• _PROVIDED DATA_:
>>>
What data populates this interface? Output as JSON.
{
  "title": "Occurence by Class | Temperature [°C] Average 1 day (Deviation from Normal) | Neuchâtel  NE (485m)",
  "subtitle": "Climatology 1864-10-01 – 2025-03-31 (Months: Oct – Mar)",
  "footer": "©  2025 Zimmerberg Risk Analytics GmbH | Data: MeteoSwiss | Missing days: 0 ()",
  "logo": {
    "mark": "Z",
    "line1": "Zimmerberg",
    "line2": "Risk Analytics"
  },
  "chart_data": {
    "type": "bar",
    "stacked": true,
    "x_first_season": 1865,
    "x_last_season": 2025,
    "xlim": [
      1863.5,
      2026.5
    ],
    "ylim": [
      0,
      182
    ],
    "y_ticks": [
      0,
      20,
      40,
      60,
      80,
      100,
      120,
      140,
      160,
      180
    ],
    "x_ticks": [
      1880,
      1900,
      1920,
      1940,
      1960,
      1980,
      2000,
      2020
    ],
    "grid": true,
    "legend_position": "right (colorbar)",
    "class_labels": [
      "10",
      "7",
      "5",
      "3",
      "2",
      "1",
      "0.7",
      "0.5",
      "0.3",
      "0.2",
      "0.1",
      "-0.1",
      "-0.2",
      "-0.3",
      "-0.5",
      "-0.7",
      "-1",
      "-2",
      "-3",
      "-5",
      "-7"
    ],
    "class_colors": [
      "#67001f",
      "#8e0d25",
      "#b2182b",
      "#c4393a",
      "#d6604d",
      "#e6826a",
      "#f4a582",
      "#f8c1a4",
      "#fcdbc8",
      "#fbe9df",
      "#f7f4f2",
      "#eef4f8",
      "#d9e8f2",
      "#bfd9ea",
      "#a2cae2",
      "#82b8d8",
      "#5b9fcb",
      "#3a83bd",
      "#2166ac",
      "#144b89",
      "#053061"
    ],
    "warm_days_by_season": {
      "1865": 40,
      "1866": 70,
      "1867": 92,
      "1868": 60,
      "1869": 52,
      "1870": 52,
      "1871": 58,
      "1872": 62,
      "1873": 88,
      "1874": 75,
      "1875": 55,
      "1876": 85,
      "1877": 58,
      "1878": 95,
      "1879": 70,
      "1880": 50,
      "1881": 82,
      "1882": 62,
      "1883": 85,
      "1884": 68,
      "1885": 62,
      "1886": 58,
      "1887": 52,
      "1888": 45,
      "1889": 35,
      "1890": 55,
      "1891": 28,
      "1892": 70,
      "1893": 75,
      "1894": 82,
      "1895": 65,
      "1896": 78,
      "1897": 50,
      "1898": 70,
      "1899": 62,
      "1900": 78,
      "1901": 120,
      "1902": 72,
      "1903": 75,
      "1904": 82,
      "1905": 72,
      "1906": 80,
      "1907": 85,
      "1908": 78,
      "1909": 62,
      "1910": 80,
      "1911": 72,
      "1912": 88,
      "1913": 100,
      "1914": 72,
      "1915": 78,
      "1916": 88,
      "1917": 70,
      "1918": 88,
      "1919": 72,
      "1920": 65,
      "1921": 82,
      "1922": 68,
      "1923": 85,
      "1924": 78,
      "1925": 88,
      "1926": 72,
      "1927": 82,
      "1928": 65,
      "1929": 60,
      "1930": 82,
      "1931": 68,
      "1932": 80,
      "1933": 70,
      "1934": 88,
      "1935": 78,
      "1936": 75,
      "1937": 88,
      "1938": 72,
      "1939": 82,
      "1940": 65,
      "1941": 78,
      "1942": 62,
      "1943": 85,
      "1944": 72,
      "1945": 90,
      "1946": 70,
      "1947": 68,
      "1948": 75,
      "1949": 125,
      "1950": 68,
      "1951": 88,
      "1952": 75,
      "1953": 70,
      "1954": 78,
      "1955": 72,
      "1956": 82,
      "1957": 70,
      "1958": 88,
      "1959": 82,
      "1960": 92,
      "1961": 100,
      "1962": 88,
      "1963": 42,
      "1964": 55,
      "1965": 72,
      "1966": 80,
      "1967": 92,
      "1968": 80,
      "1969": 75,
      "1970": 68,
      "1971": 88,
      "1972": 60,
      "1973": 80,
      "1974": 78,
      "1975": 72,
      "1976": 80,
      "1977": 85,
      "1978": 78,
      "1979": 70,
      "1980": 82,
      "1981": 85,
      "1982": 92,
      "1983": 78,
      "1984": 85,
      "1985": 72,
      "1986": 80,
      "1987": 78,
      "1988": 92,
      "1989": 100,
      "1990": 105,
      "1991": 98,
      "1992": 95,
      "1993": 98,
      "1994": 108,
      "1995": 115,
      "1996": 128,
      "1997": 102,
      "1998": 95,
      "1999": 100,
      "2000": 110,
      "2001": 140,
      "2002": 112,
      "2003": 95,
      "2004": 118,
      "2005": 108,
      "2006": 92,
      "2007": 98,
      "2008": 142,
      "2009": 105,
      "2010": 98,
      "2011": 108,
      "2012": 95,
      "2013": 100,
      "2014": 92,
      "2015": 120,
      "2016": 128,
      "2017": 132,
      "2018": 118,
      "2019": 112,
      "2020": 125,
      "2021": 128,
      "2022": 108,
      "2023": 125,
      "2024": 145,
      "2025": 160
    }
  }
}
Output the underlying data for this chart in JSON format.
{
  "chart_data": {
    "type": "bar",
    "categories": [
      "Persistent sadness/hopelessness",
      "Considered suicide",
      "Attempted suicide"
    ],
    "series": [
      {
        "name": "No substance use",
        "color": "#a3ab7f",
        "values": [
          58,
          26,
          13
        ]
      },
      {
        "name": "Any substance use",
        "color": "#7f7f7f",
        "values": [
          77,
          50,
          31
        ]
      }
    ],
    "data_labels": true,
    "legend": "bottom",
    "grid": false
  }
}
<<<
Only a number is wanted: how many lines of the material include the word "true".

3